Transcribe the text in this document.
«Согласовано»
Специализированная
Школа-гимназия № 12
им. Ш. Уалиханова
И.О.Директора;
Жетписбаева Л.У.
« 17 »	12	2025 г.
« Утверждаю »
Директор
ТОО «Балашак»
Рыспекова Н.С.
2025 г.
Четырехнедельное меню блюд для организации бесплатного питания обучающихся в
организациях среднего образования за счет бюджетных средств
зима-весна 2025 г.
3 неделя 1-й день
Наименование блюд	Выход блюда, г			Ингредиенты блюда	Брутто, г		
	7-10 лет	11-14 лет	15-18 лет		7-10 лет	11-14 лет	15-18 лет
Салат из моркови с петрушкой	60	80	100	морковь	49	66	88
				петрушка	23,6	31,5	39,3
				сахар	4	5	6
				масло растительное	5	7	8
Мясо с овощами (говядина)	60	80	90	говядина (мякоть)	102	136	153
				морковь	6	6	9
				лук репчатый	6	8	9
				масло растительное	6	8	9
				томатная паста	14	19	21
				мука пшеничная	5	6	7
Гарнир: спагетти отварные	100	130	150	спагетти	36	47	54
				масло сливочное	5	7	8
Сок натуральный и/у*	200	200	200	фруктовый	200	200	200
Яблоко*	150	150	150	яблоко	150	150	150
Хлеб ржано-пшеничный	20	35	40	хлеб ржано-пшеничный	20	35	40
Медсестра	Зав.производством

:: AIM ::
Transcribe each entry precisely, missing none.

:: FINAL RESULT ::
Transcribe the text in this document.
«Согласовано»
Специализированная
Школа-гимназия № 12
им. Ш. Уалиханова
И.О.Директора;
Жетписбаева Л.У.
« 17 »	12	2025 г.
« Утверждаю »
Директор
ТОО «Балашак»
Рыспекова Н.С.
2025 г.
Четырехнедельное меню блюд для организации бесплатного питания обучающихся в
организациях среднего образования за счет бюджетных средств
зима-весна 2025 г.
3 неделя 1-й день
Наименование блюд	Выход блюда, г			Ингредиенты блюда	Брутто, г		
	7-10 лет	11-14 лет	15-18 лет		7-10 лет	11-14 лет	15-18 лет
Салат из моркови с петрушкой	60	80	100	морковь	49	66	88
				петрушка	23,6	31,5	39,3
				сахар	4	5	6
				масло растительное	5	7	8
Мясо с овощами (говядина)	60	80	90	говядина (мякоть)	102	136	153
				морковь	6	6	9
				лук репчатый	6	8	9
				масло растительное	6	8	9
				томатная паста	14	19	21
				мука пшеничная	5	6	7
Гарнир: спагетти отварные	100	130	150	спагетти	36	47	54
				масло сливочное	5	7	8
Сок натуральный и/у*	200	200	200	фруктовый	200	200	200
Яблоко*	150	150	150	яблоко	150	150	150
Хлеб ржано-пшеничный	20	35	40	хлеб ржано-пшеничный	20	35	40
Медсестра	Зав.производством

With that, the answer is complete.